═════ Data lines ═════

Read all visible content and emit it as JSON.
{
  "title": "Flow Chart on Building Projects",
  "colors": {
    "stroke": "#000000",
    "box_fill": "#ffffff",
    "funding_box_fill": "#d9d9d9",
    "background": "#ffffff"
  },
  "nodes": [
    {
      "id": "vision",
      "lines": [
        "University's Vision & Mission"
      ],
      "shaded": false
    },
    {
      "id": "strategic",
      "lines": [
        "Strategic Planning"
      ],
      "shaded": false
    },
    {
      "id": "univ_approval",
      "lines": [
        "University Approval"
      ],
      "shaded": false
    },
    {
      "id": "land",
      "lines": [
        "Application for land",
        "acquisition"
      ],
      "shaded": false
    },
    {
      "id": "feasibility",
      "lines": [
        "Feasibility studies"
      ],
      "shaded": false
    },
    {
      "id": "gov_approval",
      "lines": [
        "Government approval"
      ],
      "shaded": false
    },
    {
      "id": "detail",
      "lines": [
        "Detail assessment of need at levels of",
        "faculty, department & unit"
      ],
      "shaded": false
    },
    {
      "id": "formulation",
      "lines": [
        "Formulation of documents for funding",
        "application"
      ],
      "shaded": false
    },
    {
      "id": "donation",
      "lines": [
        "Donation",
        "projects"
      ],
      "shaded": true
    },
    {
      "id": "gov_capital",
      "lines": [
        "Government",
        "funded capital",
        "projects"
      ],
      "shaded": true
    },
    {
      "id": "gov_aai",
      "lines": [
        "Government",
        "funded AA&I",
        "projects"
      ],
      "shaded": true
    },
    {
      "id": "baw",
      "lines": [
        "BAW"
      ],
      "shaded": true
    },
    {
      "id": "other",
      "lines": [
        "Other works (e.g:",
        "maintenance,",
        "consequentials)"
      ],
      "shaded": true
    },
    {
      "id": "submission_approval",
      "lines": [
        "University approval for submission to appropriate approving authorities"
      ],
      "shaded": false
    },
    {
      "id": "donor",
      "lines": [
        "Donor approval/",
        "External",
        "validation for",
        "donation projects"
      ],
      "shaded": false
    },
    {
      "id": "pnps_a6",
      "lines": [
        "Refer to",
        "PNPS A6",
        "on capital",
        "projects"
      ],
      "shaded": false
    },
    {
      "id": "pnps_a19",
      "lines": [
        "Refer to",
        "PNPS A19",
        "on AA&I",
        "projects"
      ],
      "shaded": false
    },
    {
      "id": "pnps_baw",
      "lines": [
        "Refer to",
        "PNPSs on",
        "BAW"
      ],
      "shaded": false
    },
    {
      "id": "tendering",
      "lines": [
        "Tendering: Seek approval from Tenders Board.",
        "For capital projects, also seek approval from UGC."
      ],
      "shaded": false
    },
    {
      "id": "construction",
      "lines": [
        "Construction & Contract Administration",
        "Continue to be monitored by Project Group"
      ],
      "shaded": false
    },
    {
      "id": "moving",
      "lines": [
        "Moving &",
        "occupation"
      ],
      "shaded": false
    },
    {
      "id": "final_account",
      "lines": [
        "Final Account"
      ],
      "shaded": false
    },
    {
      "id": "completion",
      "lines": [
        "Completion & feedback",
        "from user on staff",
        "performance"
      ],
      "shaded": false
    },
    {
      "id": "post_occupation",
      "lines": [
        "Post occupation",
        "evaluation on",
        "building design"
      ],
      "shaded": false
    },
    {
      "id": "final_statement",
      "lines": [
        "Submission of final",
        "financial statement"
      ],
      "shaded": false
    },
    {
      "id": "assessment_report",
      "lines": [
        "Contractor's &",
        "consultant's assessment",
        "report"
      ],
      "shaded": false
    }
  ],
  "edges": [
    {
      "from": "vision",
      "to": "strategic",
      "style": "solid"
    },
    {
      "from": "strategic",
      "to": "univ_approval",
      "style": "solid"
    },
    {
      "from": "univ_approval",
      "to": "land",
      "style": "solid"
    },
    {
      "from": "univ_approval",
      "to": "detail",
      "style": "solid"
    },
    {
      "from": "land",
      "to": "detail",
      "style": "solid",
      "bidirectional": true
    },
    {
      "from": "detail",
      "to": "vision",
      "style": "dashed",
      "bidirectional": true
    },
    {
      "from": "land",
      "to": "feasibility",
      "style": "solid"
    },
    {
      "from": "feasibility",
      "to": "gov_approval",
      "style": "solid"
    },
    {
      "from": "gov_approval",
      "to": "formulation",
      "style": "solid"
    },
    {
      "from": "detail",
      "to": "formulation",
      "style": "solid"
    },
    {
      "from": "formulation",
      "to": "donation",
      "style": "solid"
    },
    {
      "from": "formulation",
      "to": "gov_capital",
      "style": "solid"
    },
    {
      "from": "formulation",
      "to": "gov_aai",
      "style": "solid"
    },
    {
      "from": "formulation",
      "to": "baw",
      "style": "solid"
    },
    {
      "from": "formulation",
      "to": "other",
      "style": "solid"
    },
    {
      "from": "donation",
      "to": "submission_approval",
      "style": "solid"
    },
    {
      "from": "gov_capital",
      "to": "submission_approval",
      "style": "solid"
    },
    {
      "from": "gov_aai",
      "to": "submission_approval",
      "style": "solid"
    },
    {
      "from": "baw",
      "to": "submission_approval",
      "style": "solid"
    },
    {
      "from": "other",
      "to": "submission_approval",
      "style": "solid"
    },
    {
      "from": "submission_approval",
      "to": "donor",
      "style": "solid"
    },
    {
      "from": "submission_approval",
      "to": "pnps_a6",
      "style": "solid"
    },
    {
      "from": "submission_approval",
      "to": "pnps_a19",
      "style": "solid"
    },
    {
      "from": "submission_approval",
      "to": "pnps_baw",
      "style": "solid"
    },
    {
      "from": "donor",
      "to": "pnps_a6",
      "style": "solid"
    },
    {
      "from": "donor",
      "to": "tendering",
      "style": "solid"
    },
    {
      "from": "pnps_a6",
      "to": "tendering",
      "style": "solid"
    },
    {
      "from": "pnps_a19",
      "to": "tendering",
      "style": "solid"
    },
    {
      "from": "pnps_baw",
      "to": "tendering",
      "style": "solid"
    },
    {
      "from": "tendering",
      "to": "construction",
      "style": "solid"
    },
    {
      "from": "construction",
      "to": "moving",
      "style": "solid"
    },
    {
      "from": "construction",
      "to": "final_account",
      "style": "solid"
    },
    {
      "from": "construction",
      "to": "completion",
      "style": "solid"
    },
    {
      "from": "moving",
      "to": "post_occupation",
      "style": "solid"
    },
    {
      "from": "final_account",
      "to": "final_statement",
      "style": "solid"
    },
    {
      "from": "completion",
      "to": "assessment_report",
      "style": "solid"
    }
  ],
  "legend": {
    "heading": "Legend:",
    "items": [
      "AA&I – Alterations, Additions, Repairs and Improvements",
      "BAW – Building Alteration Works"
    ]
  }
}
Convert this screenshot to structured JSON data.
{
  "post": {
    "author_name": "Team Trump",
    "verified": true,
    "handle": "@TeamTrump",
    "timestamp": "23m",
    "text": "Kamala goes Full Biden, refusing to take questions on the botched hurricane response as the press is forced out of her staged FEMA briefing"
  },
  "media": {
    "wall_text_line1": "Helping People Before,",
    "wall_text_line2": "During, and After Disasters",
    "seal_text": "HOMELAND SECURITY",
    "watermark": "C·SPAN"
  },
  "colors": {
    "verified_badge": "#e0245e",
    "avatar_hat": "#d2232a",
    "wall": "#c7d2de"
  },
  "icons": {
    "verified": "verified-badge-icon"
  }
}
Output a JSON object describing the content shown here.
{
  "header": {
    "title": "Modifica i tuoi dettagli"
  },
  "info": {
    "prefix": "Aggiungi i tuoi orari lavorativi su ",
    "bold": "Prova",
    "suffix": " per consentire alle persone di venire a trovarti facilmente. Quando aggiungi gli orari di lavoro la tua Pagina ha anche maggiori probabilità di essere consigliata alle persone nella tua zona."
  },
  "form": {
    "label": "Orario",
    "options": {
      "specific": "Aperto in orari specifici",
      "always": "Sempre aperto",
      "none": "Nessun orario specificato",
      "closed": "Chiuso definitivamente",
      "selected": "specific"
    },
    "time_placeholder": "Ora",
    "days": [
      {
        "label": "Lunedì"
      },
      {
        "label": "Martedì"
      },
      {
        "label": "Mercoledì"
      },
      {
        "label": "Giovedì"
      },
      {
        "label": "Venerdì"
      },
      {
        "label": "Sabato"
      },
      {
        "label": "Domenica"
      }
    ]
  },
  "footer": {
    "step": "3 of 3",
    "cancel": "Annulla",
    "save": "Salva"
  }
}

═════

▶ **Challenge**: Say, as a number only, how many lines of the data contain "label".

▶ **Response below**: 8